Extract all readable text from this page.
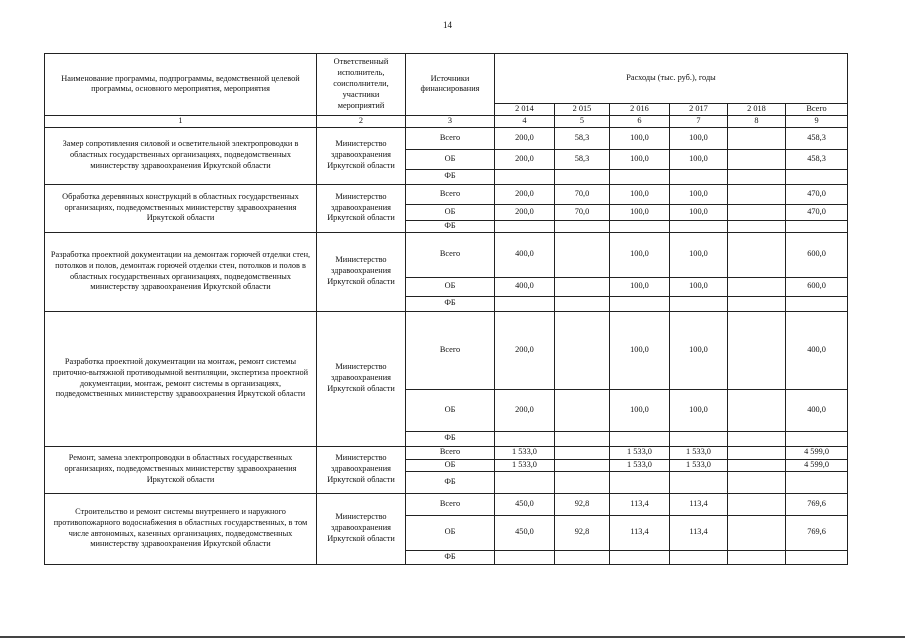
14
Наименование программы, подпрограммы, ведомственной целевой программы, основного мероприятия, мероприятия	Ответственный исполнитель, соисполнители, участники мероприятий	Источники финансирования	Расходы (тыс. руб.), годы					
			2 014	2 015	2 016	2 017	2 018	Всего
1	2	3	4	5	6	7	8	9
Замер сопротивления силовой и осветительной электропроводки в областных государственных организациях, подведомственных министерству здравоохранения Иркутской области	Министерство здравоохранения Иркутской области	Всего	200,0	58,3	100,0	100,0		458,3
		ОБ	200,0	58,3	100,0	100,0		458,3
		ФБ						
Обработка деревянных конструкций в областных государственных организациях, подведомственных министерству здравоохранения Иркутской области	Министерство здравоохранения Иркутской области	Всего	200,0	70,0	100,0	100,0		470,0
		ОБ	200,0	70,0	100,0	100,0		470,0
		ФБ						
Разработка проектной документации на демонтаж горючей отделки стен, потолков и полов, демонтаж горючей отделки стен, потолков и полов в областных государственных организациях, подведомственных министерству здравоохранения Иркутской области	Министерство здравоохранения Иркутской области	Всего	400,0		100,0	100,0		600,0
		ОБ	400,0		100,0	100,0		600,0
		ФБ						
Разработка проектной документации на монтаж, ремонт системы приточно-вытяжной противодымной вентиляции, экспертиза проектной документации, монтаж, ремонт системы в организациях, подведомственных министерству здравоохранения Иркутской области	Министерство здравоохранения Иркутской области	Всего	200,0		100,0	100,0		400,0
		ОБ	200,0		100,0	100,0		400,0
		ФБ						
Ремонт, замена электропроводки в областных государственных организациях, подведомственных министерству здравоохранения Иркутской области	Министерство здравоохранения Иркутской области	Всего	1 533,0		1 533,0	1 533,0		4 599,0
		ОБ	1 533,0		1 533,0	1 533,0		4 599,0
		ФБ						
Строительство и ремонт системы внутреннего и наружного противопожарного водоснабжения в областных государственных, в том числе автономных, казенных организациях, подведомственных министерству здравоохранения Иркутской области	Министерство здравоохранения Иркутской области	Всего	450,0	92,8	113,4	113,4		769,6
		ОБ	450,0	92,8	113,4	113,4		769,6
		ФБ						
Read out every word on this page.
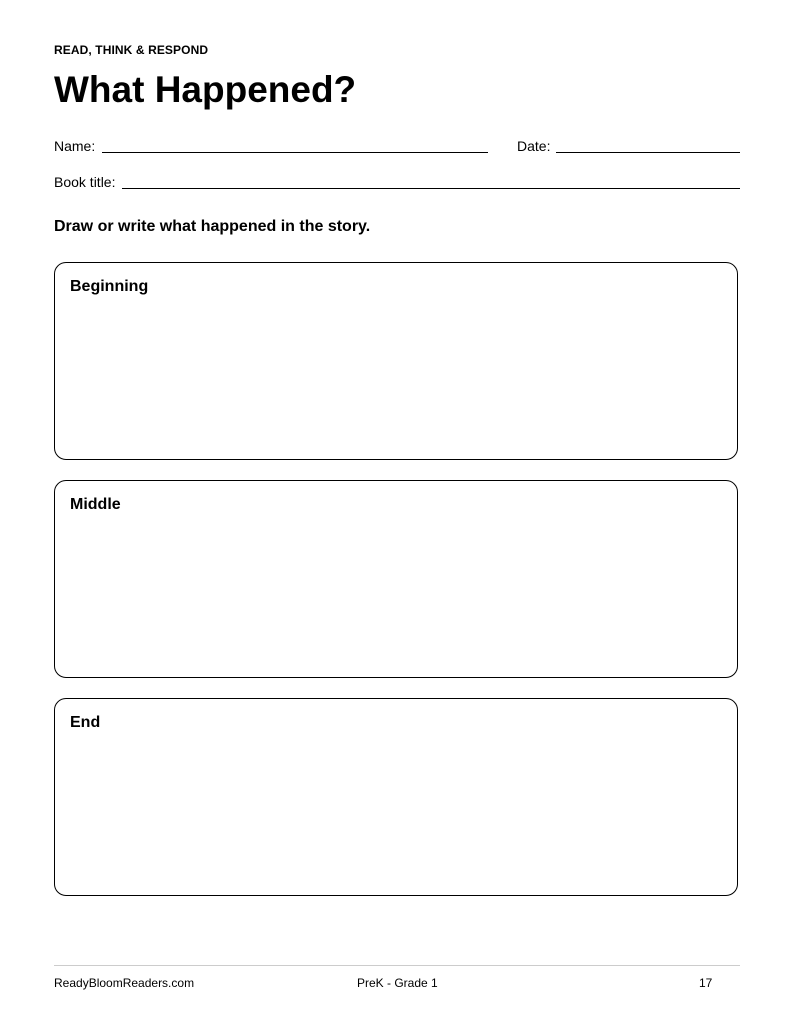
READ, THINK & RESPOND
What Happened?
Name:	Date:
Book title:
Draw or write what happened in the story.
Beginning
Middle
End
ReadyBloomReaders.com	PreK - Grade 1	17
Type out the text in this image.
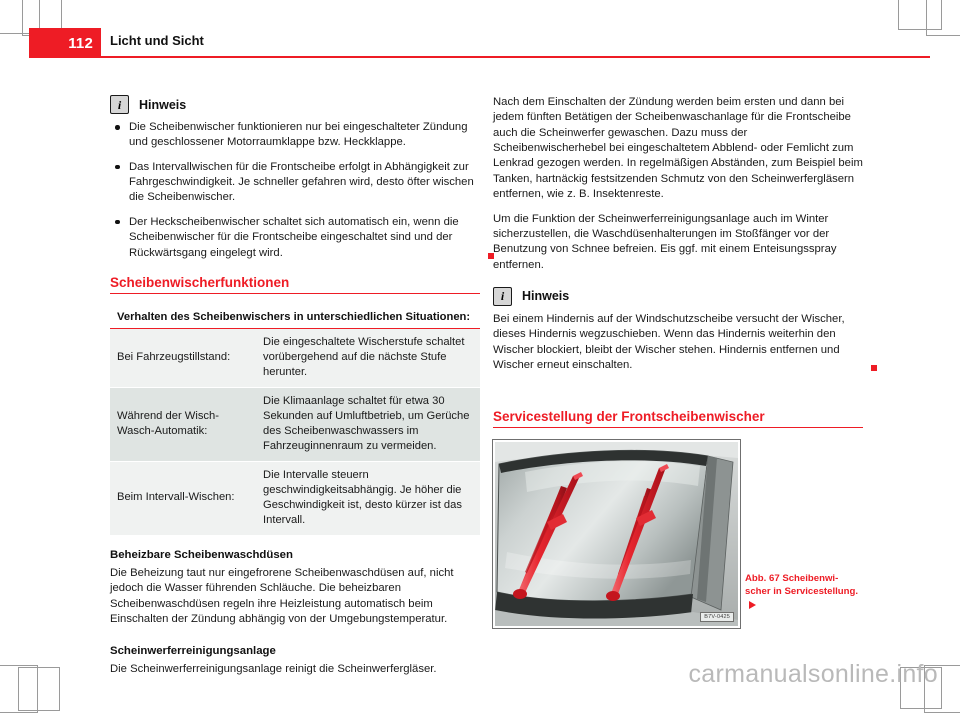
112 Licht und Sicht
i	Hinweis
Die Scheibenwischer funktionieren nur bei eingeschalteter Zündung und geschlossener Motorraumklappe bzw. Heckklappe.
Das Intervallwischen für die Frontscheibe erfolgt in Abhängigkeit zur Fahrgeschwindigkeit. Je schneller gefahren wird, desto öfter wischen die Scheibenwischer.
Der Heckscheibenwischer schaltet sich automatisch ein, wenn die Scheibenwischer für die Frontscheibe eingeschaltet sind und der Rückwärtsgang eingelegt wird.
Scheibenwischerfunktionen
Verhalten des Scheibenwischers in unterschiedlichen Situationen:	
Bei Fahrzeugstillstand:	Die eingeschaltete Wischerstufe schaltet vorübergehend auf die nächste Stufe herunter.
Während der Wisch-Wasch-Automatik:	Die Klimaanlage schaltet für etwa 30 Sekunden auf Umluftbetrieb, um Gerüche des Scheibenwaschwassers im Fahrzeuginnenraum zu vermeiden.
Beim Intervall-Wischen:	Die Intervalle steuern geschwindigkeitsabhängig. Je höher die Geschwindigkeit ist, desto kürzer ist das Intervall.
Beheizbare Scheibenwaschdüsen

Die Beheizung taut nur eingefrorene Scheibenwaschdüsen auf, nicht jedoch die Wasser führenden Schläuche. Die beheizbaren Scheibenwaschdüsen regeln ihre Heizleistung automatisch beim Einschalten der Zündung abhängig von der Umgebungstemperatur.

Scheinwerferreinigungsanlage

Die Scheinwerferreinigungsanlage reinigt die Scheinwerfergläser.

Nach dem Einschalten der Zündung werden beim ersten und dann bei jedem fünften Betätigen der Scheibenwaschanlage für die Frontscheibe auch die Scheinwerfer gewaschen. Dazu muss der Scheibenwischerhebel bei eingeschaltetem Abblend- oder Femlicht zum Lenkrad gezogen werden. In regelmäßigen Abständen, zum Beispiel beim Tanken, hartnäckig festsitzenden Schmutz von den Scheinwerfergläsern entfernen, wie z. B. Insektenreste.

Um die Funktion der Scheinwerferreinigungsanlage auch im Winter sicherzustellen, die Waschdüsenhalterungen im Stoßfänger vor der Benutzung von Schnee befreien. Eis ggf. mit einem Enteisungsspray entfernen.

i	Hinweis

Bei einem Hindernis auf der Windschutzscheibe versucht der Wischer, dieses Hindernis wegzuschieben. Wenn das Hindernis weiterhin den Wischer blockiert, bleibt der Wischer stehen. Hindernis entfernen und Wischer erneut einschalten.

Servicestellung der Frontscheibenwischer
B7V-0425
Abb. 67 Scheibenwi-
scher in Servicestellung.
carmanualsonline.info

=-=-=-=-=

### Task details
Set down the records in full and exactly. Do not carry over any image.

### Worked solution
Extract all readable text from this page.
14
Наименование программы, подпрограммы, ведомственной целевой программы, основного мероприятия, мероприятия	Ответственный исполнитель, соисполнители, участники мероприятий	Источники финансирования	Расходы (тыс. руб.), годы					
			2 014	2 015	2 016	2 017	2 018	Всего
1	2	3	4	5	6	7	8	9
Замер сопротивления силовой и осветительной электропроводки в областных государственных организациях, подведомственных министерству здравоохранения Иркутской области	Министерство здравоохранения Иркутской области	Всего	200,0	58,3	100,0	100,0		458,3
		ОБ	200,0	58,3	100,0	100,0		458,3
		ФБ						
Обработка деревянных конструкций в областных государственных организациях, подведомственных министерству здравоохранения Иркутской области	Министерство здравоохранения Иркутской области	Всего	200,0	70,0	100,0	100,0		470,0
		ОБ	200,0	70,0	100,0	100,0		470,0
		ФБ						
Разработка проектной документации на демонтаж горючей отделки стен, потолков и полов, демонтаж горючей отделки стен, потолков и полов в областных государственных организациях, подведомственных министерству здравоохранения Иркутской области	Министерство здравоохранения Иркутской области	Всего	400,0		100,0	100,0		600,0
		ОБ	400,0		100,0	100,0		600,0
		ФБ						
Разработка проектной документации на монтаж, ремонт системы приточно-вытяжной противодымной вентиляции, экспертиза проектной документации, монтаж, ремонт системы в организациях, подведомственных министерству здравоохранения Иркутской области	Министерство здравоохранения Иркутской области	Всего	200,0		100,0	100,0		400,0
		ОБ	200,0		100,0	100,0		400,0
		ФБ						
Ремонт, замена электропроводки в областных государственных организациях, подведомственных министерству здравоохранения Иркутской области	Министерство здравоохранения Иркутской области	Всего	1 533,0		1 533,0	1 533,0		4 599,0
		ОБ	1 533,0		1 533,0	1 533,0		4 599,0
		ФБ						
Строительство и ремонт системы внутреннего и наружного противопожарного водоснабжения в областных государственных, в том числе автономных, казенных организациях, подведомственных министерству здравоохранения Иркутской области	Министерство здравоохранения Иркутской области	Всего	450,0	92,8	113,4	113,4		769,6
		ОБ	450,0	92,8	113,4	113,4		769,6
		ФБ						
Read out every word on this page.
READ, THINK & RESPOND
What Happened?
Name:	Date:
Book title:
Draw or write what happened in the story.
Beginning
Middle
End
ReadyBloomReaders.com	PreK - Grade 1	17
Type out the text in this image.
112 Licht und Sicht
i	Hinweis
Die Scheibenwischer funktionieren nur bei eingeschalteter Zündung und geschlossener Motorraumklappe bzw. Heckklappe.
Das Intervallwischen für die Frontscheibe erfolgt in Abhängigkeit zur Fahrgeschwindigkeit. Je schneller gefahren wird, desto öfter wischen die Scheibenwischer.
Der Heckscheibenwischer schaltet sich automatisch ein, wenn die Scheibenwischer für die Frontscheibe eingeschaltet sind und der Rückwärtsgang eingelegt wird.
Scheibenwischerfunktionen
Verhalten des Scheibenwischers in unterschiedlichen Situationen:	
Bei Fahrzeugstillstand:	Die eingeschaltete Wischerstufe schaltet vorübergehend auf die nächste Stufe herunter.
Während der Wisch-Wasch-Automatik:	Die Klimaanlage schaltet für etwa 30 Sekunden auf Umluftbetrieb, um Gerüche des Scheibenwaschwassers im Fahrzeuginnenraum zu vermeiden.
Beim Intervall-Wischen:	Die Intervalle steuern geschwindigkeitsabhängig. Je höher die Geschwindigkeit ist, desto kürzer ist das Intervall.
Beheizbare Scheibenwaschdüsen

Die Beheizung taut nur eingefrorene Scheibenwaschdüsen auf, nicht jedoch die Wasser führenden Schläuche. Die beheizbaren Scheibenwaschdüsen regeln ihre Heizleistung automatisch beim Einschalten der Zündung abhängig von der Umgebungstemperatur.

Scheinwerferreinigungsanlage

Die Scheinwerferreinigungsanlage reinigt die Scheinwerfergläser.

Nach dem Einschalten der Zündung werden beim ersten und dann bei jedem fünften Betätigen der Scheibenwaschanlage für die Frontscheibe auch die Scheinwerfer gewaschen. Dazu muss der Scheibenwischerhebel bei eingeschaltetem Abblend- oder Femlicht zum Lenkrad gezogen werden. In regelmäßigen Abständen, zum Beispiel beim Tanken, hartnäckig festsitzenden Schmutz von den Scheinwerfergläsern entfernen, wie z. B. Insektenreste.

Um die Funktion der Scheinwerferreinigungsanlage auch im Winter sicherzustellen, die Waschdüsenhalterungen im Stoßfänger vor der Benutzung von Schnee befreien. Eis ggf. mit einem Enteisungsspray entfernen.

i	Hinweis

Bei einem Hindernis auf der Windschutzscheibe versucht der Wischer, dieses Hindernis wegzuschieben. Wenn das Hindernis weiterhin den Wischer blockiert, bleibt der Wischer stehen. Hindernis entfernen und Wischer erneut einschalten.

Servicestellung der Frontscheibenwischer
B7V-0425
Abb. 67 Scheibenwi-
scher in Servicestellung.
carmanualsonline.info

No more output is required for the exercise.